=== THE TASK ===
What follows is a set of records, each of which is to be written out exactly.

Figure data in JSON
▼
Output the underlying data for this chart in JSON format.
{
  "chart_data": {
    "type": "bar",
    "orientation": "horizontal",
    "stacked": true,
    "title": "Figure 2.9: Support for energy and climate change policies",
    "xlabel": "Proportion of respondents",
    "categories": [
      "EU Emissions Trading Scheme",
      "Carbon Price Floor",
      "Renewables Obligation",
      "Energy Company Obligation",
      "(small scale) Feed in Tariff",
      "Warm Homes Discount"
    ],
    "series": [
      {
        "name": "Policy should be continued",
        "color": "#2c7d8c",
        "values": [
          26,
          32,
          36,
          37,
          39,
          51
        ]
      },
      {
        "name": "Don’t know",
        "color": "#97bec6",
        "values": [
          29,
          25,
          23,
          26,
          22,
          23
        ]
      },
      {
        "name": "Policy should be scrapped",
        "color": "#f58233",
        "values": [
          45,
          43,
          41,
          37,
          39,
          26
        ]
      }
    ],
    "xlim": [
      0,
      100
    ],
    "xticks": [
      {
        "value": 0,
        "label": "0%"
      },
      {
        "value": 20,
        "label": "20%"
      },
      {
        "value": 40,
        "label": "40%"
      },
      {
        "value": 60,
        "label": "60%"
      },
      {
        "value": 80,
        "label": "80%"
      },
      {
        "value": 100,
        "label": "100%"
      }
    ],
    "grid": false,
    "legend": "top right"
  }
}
▲
=== WRITTEN SOLUTION ===
Output the underlying data for this chart in JSON format.
{
  "chart_data": {
    "type": "bar",
    "orientation": "horizontal",
    "stacked": true,
    "title": "Figure 2.9: Support for energy and climate change policies",
    "xlabel": "Proportion of respondents",
    "categories": [
      "EU Emissions Trading Scheme",
      "Carbon Price Floor",
      "Renewables Obligation",
      "Energy Company Obligation",
      "(small scale) Feed in Tariff",
      "Warm Homes Discount"
    ],
    "series": [
      {
        "name": "Policy should be continued",
        "color": "#2c7d8c",
        "values": [
          26,
          32,
          36,
          37,
          39,
          51
        ]
      },
      {
        "name": "Don’t know",
        "color": "#97bec6",
        "values": [
          29,
          25,
          23,
          26,
          22,
          23
        ]
      },
      {
        "name": "Policy should be scrapped",
        "color": "#f58233",
        "values": [
          45,
          43,
          41,
          37,
          39,
          26
        ]
      }
    ],
    "xlim": [
      0,
      100
    ],
    "xticks": [
      {
        "value": 0,
        "label": "0%"
      },
      {
        "value": 20,
        "label": "20%"
      },
      {
        "value": 40,
        "label": "40%"
      },
      {
        "value": 60,
        "label": "60%"
      },
      {
        "value": 80,
        "label": "80%"
      },
      {
        "value": 100,
        "label": "100%"
      }
    ],
    "grid": false,
    "legend": "top right"
  }
}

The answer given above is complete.